Goal of the exercise: Skip the pictures. Copy all the rest of the records down exactly.

(Data excerpts)
....
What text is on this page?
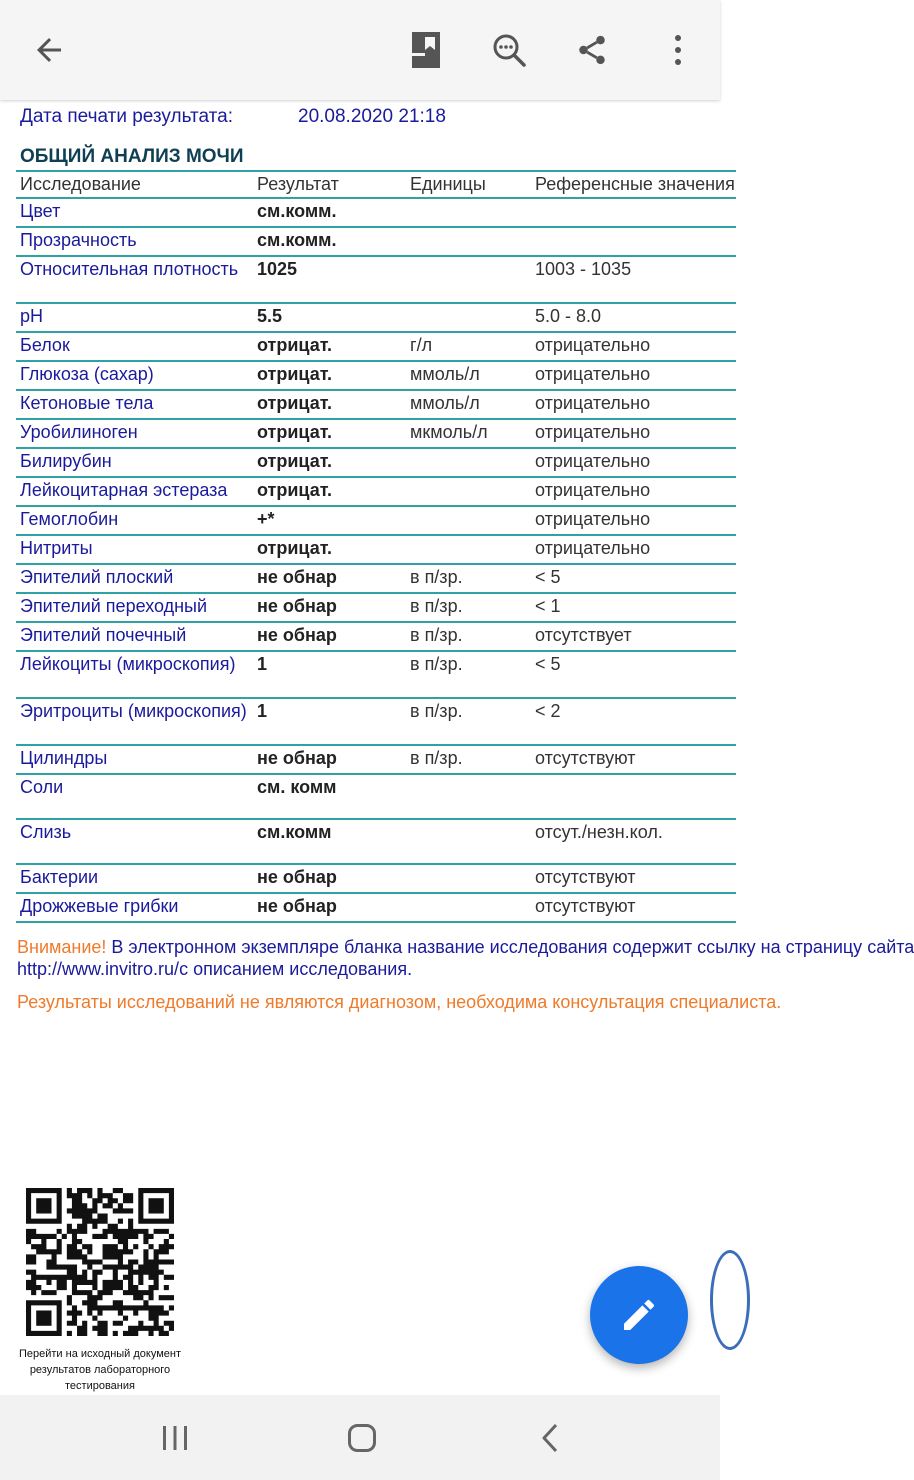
Дата печати результата:	20.08.2020 21:18
ОБЩИЙ АНАЛИЗ МОЧИ
Исследование	Результат	Единицы	Референсные значения
Цвет	см.комм.		
Прозрачность	см.комм.		
Относительная плотность	1025		1003 - 1035
pH	5.5		5.0 - 8.0
Белок	отрицат.	г/л	отрицательно
Глюкоза (сахар)	отрицат.	ммоль/л	отрицательно
Кетоновые тела	отрицат.	ммоль/л	отрицательно
Уробилиноген	отрицат.	мкмоль/л	отрицательно
Билирубин	отрицат.		отрицательно
Лейкоцитарная эстераза	отрицат.		отрицательно
Гемоглобин	+*		отрицательно
Нитриты	отрицат.		отрицательно
Эпителий плоский	не обнар	в п/зр.	< 5
Эпителий переходный	не обнар	в п/зр.	< 1
Эпителий почечный	не обнар	в п/зр.	отсутствует
Лейкоциты (микроскопия)	1	в п/зр.	< 5
Эритроциты (микроскопия)	1	в п/зр.	< 2
Цилиндры	не обнар	в п/зр.	отсутствуют
Соли	см. комм		
Слизь	см.комм		отсут./незн.кол.
Бактерии	не обнар		отсутствуют
Дрожжевые грибки	не обнар		отсутствуют
Внимание! В электронном экземпляре бланка название исследования содержит ссылку на страницу сайта
http://www.invitro.ru/с описанием исследования.
Результаты исследований не являются диагнозом, необходима консультация специалиста.
Перейти на исходный документ результатов лабораторного тестирования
....
Output:
What text is on this page?
Дата печати результата:	20.08.2020 21:18
ОБЩИЙ АНАЛИЗ МОЧИ
Исследование	Результат	Единицы	Референсные значения
Цвет	см.комм.		
Прозрачность	см.комм.		
Относительная плотность	1025		1003 - 1035
pH	5.5		5.0 - 8.0
Белок	отрицат.	г/л	отрицательно
Глюкоза (сахар)	отрицат.	ммоль/л	отрицательно
Кетоновые тела	отрицат.	ммоль/л	отрицательно
Уробилиноген	отрицат.	мкмоль/л	отрицательно
Билирубин	отрицат.		отрицательно
Лейкоцитарная эстераза	отрицат.		отрицательно
Гемоглобин	+*		отрицательно
Нитриты	отрицат.		отрицательно
Эпителий плоский	не обнар	в п/зр.	< 5
Эпителий переходный	не обнар	в п/зр.	< 1
Эпителий почечный	не обнар	в п/зр.	отсутствует
Лейкоциты (микроскопия)	1	в п/зр.	< 5
Эритроциты (микроскопия)	1	в п/зр.	< 2
Цилиндры	не обнар	в п/зр.	отсутствуют
Соли	см. комм		
Слизь	см.комм		отсут./незн.кол.
Бактерии	не обнар		отсутствуют
Дрожжевые грибки	не обнар		отсутствуют
Внимание! В электронном экземпляре бланка название исследования содержит ссылку на страницу сайта
http://www.invitro.ru/с описанием исследования.
Результаты исследований не являются диагнозом, необходима консультация специалиста.
Перейти на исходный документ результатов лабораторного тестирования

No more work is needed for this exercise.